- [What to work on]
The entries below need to be written out exactly, with no pictures included.

- [Source material]

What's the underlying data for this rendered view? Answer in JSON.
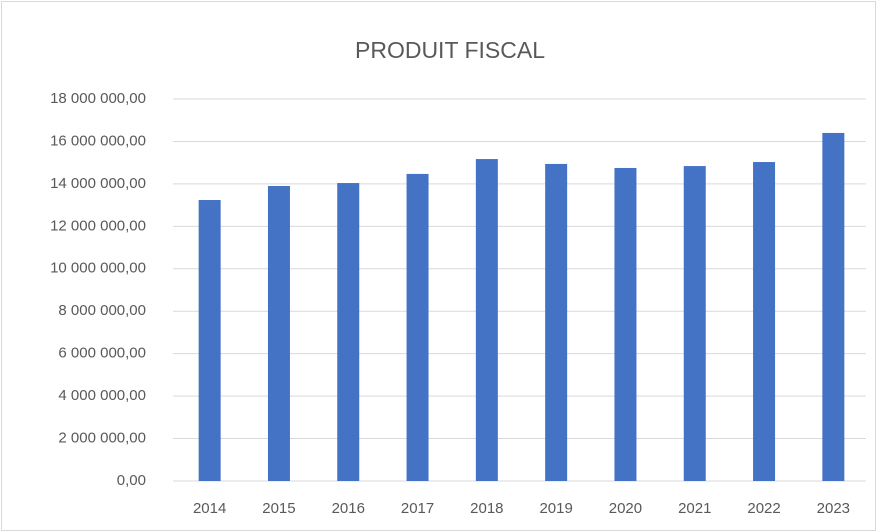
{
  "chart_data": {
    "type": "bar",
    "title": "PRODUIT FISCAL",
    "categories": [
      "2014",
      "2015",
      "2016",
      "2017",
      "2018",
      "2019",
      "2020",
      "2021",
      "2022",
      "2023"
    ],
    "values": [
      13240000,
      13900000,
      14040000,
      14470000,
      15170000,
      14940000,
      14750000,
      14840000,
      15030000,
      16400000
    ],
    "color": "#4472c4",
    "ylim": [
      0,
      18000000
    ],
    "yticks": [
      {
        "value": 0,
        "label": "0,00"
      },
      {
        "value": 2000000,
        "label": "2 000 000,00"
      },
      {
        "value": 4000000,
        "label": "4 000 000,00"
      },
      {
        "value": 6000000,
        "label": "6 000 000,00"
      },
      {
        "value": 8000000,
        "label": "8 000 000,00"
      },
      {
        "value": 10000000,
        "label": "10 000 000,00"
      },
      {
        "value": 12000000,
        "label": "12 000 000,00"
      },
      {
        "value": 14000000,
        "label": "14 000 000,00"
      },
      {
        "value": 16000000,
        "label": "16 000 000,00"
      },
      {
        "value": 18000000,
        "label": "18 000 000,00"
      }
    ],
    "grid": true
  }
}
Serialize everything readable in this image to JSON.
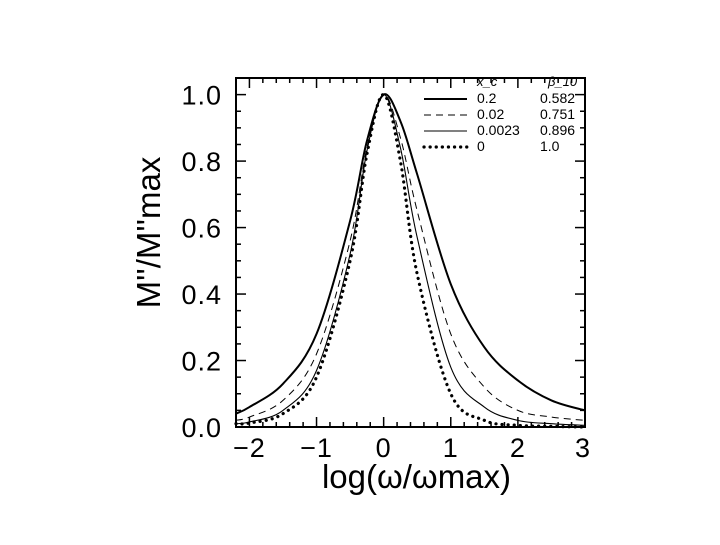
{
  "chart_data": {
    "type": "line",
    "title": "",
    "xlabel": "log(ω/ωmax)",
    "ylabel": "M''/M''max",
    "xlim": [
      -2.2,
      3
    ],
    "ylim": [
      0,
      1.05
    ],
    "x_ticks": [
      "−2",
      "−1",
      "0",
      "1",
      "2",
      "3"
    ],
    "y_ticks": [
      "0.0",
      "0.2",
      "0.4",
      "0.6",
      "0.8",
      "1.0"
    ],
    "legend": {
      "position": "top-right",
      "header_left": "x_c",
      "header_right": "β_10",
      "entries": [
        {
          "style": "solid",
          "xc": "0.2",
          "beta": "0.582"
        },
        {
          "style": "dashed",
          "xc": "0.02",
          "beta": "0.751"
        },
        {
          "style": "solid-thin",
          "xc": "0.0023",
          "beta": "0.896"
        },
        {
          "style": "dotted",
          "xc": "0",
          "beta": "1.0"
        }
      ]
    },
    "series": [
      {
        "style": "solid",
        "x": [
          -2.2,
          -2.0,
          -1.5,
          -1.0,
          -0.5,
          -0.25,
          0.0,
          0.25,
          0.5,
          1.0,
          1.5,
          2.0,
          2.5,
          3.0
        ],
        "values": [
          0.04,
          0.06,
          0.13,
          0.28,
          0.62,
          0.86,
          1.0,
          0.92,
          0.76,
          0.43,
          0.24,
          0.14,
          0.08,
          0.05
        ]
      },
      {
        "style": "dashed",
        "x": [
          -2.2,
          -2.0,
          -1.5,
          -1.0,
          -0.5,
          -0.25,
          0.0,
          0.25,
          0.5,
          1.0,
          1.5,
          2.0,
          2.5,
          3.0
        ],
        "values": [
          0.02,
          0.03,
          0.08,
          0.22,
          0.56,
          0.84,
          1.0,
          0.87,
          0.65,
          0.28,
          0.12,
          0.05,
          0.03,
          0.02
        ]
      },
      {
        "style": "solid-thin",
        "x": [
          -2.2,
          -2.0,
          -1.5,
          -1.0,
          -0.5,
          -0.25,
          0.0,
          0.25,
          0.5,
          1.0,
          1.5,
          2.0,
          2.5,
          3.0
        ],
        "values": [
          0.01,
          0.015,
          0.05,
          0.17,
          0.52,
          0.83,
          1.0,
          0.84,
          0.57,
          0.18,
          0.06,
          0.02,
          0.01,
          0.005
        ]
      },
      {
        "style": "dotted",
        "x": [
          -2.2,
          -2.0,
          -1.5,
          -1.0,
          -0.5,
          -0.25,
          0.0,
          0.25,
          0.5,
          1.0,
          1.5,
          2.0,
          2.5,
          3.0
        ],
        "values": [
          0.01,
          0.012,
          0.04,
          0.15,
          0.5,
          0.82,
          1.0,
          0.8,
          0.46,
          0.1,
          0.02,
          0.005,
          0.002,
          0.0
        ]
      }
    ]
  }
}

- [Result below]
What's the underlying data for this rendered view? Answer in JSON.
{
  "chart_data": {
    "type": "bar",
    "title": "PRODUIT FISCAL",
    "categories": [
      "2014",
      "2015",
      "2016",
      "2017",
      "2018",
      "2019",
      "2020",
      "2021",
      "2022",
      "2023"
    ],
    "values": [
      13240000,
      13900000,
      14040000,
      14470000,
      15170000,
      14940000,
      14750000,
      14840000,
      15030000,
      16400000
    ],
    "color": "#4472c4",
    "ylim": [
      0,
      18000000
    ],
    "yticks": [
      {
        "value": 0,
        "label": "0,00"
      },
      {
        "value": 2000000,
        "label": "2 000 000,00"
      },
      {
        "value": 4000000,
        "label": "4 000 000,00"
      },
      {
        "value": 6000000,
        "label": "6 000 000,00"
      },
      {
        "value": 8000000,
        "label": "8 000 000,00"
      },
      {
        "value": 10000000,
        "label": "10 000 000,00"
      },
      {
        "value": 12000000,
        "label": "12 000 000,00"
      },
      {
        "value": 14000000,
        "label": "14 000 000,00"
      },
      {
        "value": 16000000,
        "label": "16 000 000,00"
      },
      {
        "value": 18000000,
        "label": "18 000 000,00"
      }
    ],
    "grid": true
  }
}
Serialize everything readable in this image to JSON.
{
  "chart_data": {
    "type": "line",
    "title": "",
    "xlabel": "log(ω/ωmax)",
    "ylabel": "M''/M''max",
    "xlim": [
      -2.2,
      3
    ],
    "ylim": [
      0,
      1.05
    ],
    "x_ticks": [
      "−2",
      "−1",
      "0",
      "1",
      "2",
      "3"
    ],
    "y_ticks": [
      "0.0",
      "0.2",
      "0.4",
      "0.6",
      "0.8",
      "1.0"
    ],
    "legend": {
      "position": "top-right",
      "header_left": "x_c",
      "header_right": "β_10",
      "entries": [
        {
          "style": "solid",
          "xc": "0.2",
          "beta": "0.582"
        },
        {
          "style": "dashed",
          "xc": "0.02",
          "beta": "0.751"
        },
        {
          "style": "solid-thin",
          "xc": "0.0023",
          "beta": "0.896"
        },
        {
          "style": "dotted",
          "xc": "0",
          "beta": "1.0"
        }
      ]
    },
    "series": [
      {
        "style": "solid",
        "x": [
          -2.2,
          -2.0,
          -1.5,
          -1.0,
          -0.5,
          -0.25,
          0.0,
          0.25,
          0.5,
          1.0,
          1.5,
          2.0,
          2.5,
          3.0
        ],
        "values": [
          0.04,
          0.06,
          0.13,
          0.28,
          0.62,
          0.86,
          1.0,
          0.92,
          0.76,
          0.43,
          0.24,
          0.14,
          0.08,
          0.05
        ]
      },
      {
        "style": "dashed",
        "x": [
          -2.2,
          -2.0,
          -1.5,
          -1.0,
          -0.5,
          -0.25,
          0.0,
          0.25,
          0.5,
          1.0,
          1.5,
          2.0,
          2.5,
          3.0
        ],
        "values": [
          0.02,
          0.03,
          0.08,
          0.22,
          0.56,
          0.84,
          1.0,
          0.87,
          0.65,
          0.28,
          0.12,
          0.05,
          0.03,
          0.02
        ]
      },
      {
        "style": "solid-thin",
        "x": [
          -2.2,
          -2.0,
          -1.5,
          -1.0,
          -0.5,
          -0.25,
          0.0,
          0.25,
          0.5,
          1.0,
          1.5,
          2.0,
          2.5,
          3.0
        ],
        "values": [
          0.01,
          0.015,
          0.05,
          0.17,
          0.52,
          0.83,
          1.0,
          0.84,
          0.57,
          0.18,
          0.06,
          0.02,
          0.01,
          0.005
        ]
      },
      {
        "style": "dotted",
        "x": [
          -2.2,
          -2.0,
          -1.5,
          -1.0,
          -0.5,
          -0.25,
          0.0,
          0.25,
          0.5,
          1.0,
          1.5,
          2.0,
          2.5,
          3.0
        ],
        "values": [
          0.01,
          0.012,
          0.04,
          0.15,
          0.5,
          0.82,
          1.0,
          0.8,
          0.46,
          0.1,
          0.02,
          0.005,
          0.002,
          0.0
        ]
      }
    ]
  }
}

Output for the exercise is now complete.